Items from a data source
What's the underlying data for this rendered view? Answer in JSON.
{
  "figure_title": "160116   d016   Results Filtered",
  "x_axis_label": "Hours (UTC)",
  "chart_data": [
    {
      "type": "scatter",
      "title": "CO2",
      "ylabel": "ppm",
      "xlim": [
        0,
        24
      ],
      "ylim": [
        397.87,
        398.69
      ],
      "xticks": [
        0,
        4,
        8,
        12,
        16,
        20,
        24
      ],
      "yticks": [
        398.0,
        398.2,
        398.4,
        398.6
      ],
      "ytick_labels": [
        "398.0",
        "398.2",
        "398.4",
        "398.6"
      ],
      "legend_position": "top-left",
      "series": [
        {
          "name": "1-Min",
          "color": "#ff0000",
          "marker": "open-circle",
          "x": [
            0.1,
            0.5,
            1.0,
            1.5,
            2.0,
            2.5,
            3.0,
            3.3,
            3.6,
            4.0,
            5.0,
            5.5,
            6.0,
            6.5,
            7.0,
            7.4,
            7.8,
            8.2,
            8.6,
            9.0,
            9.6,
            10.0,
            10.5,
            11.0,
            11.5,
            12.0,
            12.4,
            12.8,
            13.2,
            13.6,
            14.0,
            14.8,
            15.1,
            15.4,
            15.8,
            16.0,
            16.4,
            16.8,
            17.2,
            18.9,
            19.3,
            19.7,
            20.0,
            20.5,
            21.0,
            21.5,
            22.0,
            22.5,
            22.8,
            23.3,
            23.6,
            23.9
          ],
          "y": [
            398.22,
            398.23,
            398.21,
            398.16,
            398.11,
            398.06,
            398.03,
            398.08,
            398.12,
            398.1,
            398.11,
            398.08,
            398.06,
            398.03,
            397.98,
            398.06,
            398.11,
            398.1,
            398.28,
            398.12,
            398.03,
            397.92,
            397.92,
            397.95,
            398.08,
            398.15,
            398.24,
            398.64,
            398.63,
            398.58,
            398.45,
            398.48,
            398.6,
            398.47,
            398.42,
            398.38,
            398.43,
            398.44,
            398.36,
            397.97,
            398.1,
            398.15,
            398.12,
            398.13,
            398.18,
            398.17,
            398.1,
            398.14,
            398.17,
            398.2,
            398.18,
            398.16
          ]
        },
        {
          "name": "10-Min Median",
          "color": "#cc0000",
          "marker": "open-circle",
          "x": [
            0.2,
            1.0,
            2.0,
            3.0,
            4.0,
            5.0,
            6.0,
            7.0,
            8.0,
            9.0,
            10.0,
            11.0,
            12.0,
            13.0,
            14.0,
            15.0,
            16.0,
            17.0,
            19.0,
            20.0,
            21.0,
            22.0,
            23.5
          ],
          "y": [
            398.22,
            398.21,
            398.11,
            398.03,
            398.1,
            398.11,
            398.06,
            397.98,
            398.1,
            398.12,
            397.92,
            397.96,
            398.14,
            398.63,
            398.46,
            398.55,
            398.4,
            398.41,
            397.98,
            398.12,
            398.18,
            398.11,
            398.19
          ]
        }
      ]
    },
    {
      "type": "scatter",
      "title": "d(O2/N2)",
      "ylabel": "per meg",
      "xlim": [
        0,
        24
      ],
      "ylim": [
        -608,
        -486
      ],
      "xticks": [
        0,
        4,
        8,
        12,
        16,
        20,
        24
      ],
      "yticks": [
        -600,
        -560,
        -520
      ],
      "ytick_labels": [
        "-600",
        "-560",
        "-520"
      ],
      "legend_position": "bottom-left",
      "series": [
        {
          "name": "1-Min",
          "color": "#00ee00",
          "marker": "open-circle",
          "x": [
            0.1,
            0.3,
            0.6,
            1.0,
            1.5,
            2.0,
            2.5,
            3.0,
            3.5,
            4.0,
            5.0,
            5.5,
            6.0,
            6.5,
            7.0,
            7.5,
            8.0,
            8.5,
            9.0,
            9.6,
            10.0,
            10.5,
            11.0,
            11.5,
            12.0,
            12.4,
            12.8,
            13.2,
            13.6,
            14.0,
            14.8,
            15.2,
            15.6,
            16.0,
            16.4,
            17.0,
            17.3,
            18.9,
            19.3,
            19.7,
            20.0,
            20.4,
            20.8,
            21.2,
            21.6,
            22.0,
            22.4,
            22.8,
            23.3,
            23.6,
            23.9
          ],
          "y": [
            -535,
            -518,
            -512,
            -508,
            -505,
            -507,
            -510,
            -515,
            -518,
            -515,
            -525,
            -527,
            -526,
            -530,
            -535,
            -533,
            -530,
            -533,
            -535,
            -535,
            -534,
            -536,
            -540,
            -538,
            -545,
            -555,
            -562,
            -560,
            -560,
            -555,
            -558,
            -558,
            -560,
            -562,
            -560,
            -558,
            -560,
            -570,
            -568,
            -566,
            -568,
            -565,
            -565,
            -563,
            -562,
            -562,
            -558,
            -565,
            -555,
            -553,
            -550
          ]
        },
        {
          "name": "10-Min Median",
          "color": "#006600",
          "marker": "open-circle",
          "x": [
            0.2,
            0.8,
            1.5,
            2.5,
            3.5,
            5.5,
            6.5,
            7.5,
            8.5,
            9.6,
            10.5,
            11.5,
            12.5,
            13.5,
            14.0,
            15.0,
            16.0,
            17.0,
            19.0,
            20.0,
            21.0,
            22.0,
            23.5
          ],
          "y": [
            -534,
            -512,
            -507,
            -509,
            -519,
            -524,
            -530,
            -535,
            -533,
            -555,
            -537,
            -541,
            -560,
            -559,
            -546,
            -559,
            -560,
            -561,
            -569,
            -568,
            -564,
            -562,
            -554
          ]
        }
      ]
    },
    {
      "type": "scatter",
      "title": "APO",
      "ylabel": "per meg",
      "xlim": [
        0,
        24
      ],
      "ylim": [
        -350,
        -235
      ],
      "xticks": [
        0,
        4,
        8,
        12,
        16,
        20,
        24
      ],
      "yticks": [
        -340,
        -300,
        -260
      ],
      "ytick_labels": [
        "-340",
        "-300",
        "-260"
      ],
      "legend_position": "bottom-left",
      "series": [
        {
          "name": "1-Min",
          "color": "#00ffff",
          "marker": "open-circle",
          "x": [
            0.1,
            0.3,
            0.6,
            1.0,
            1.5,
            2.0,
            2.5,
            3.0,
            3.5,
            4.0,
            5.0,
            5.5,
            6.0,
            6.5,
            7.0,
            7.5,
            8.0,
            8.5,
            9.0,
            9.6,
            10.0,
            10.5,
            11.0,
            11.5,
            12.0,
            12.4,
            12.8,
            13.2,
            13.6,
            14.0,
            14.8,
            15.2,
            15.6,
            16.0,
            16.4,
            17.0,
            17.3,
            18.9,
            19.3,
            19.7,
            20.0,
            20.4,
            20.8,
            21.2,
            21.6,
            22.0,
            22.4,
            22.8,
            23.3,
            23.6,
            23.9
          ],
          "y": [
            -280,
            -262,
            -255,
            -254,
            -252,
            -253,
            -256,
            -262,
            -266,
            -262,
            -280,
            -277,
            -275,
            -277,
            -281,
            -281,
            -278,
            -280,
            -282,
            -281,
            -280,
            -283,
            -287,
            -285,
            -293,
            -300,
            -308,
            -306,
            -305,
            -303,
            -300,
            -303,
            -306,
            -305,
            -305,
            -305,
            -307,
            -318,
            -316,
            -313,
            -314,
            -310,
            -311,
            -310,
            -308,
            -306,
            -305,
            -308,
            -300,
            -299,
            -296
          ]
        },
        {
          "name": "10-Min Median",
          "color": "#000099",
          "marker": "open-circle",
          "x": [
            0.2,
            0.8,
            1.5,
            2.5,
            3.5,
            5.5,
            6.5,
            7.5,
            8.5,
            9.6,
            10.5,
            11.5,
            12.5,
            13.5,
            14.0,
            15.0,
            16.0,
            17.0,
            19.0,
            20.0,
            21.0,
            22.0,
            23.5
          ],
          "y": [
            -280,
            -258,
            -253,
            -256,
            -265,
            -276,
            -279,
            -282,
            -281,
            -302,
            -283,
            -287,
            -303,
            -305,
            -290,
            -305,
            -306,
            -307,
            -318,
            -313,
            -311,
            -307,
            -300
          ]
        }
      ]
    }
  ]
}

**Request:**
Where a line holds the string "color", copy that line.

**Result for this task:**
          "color": "#ff0000",
          "color": "#cc0000",
          "color": "#00ee00",
          "color": "#006600",
          "color": "#00ffff",
          "color": "#000099",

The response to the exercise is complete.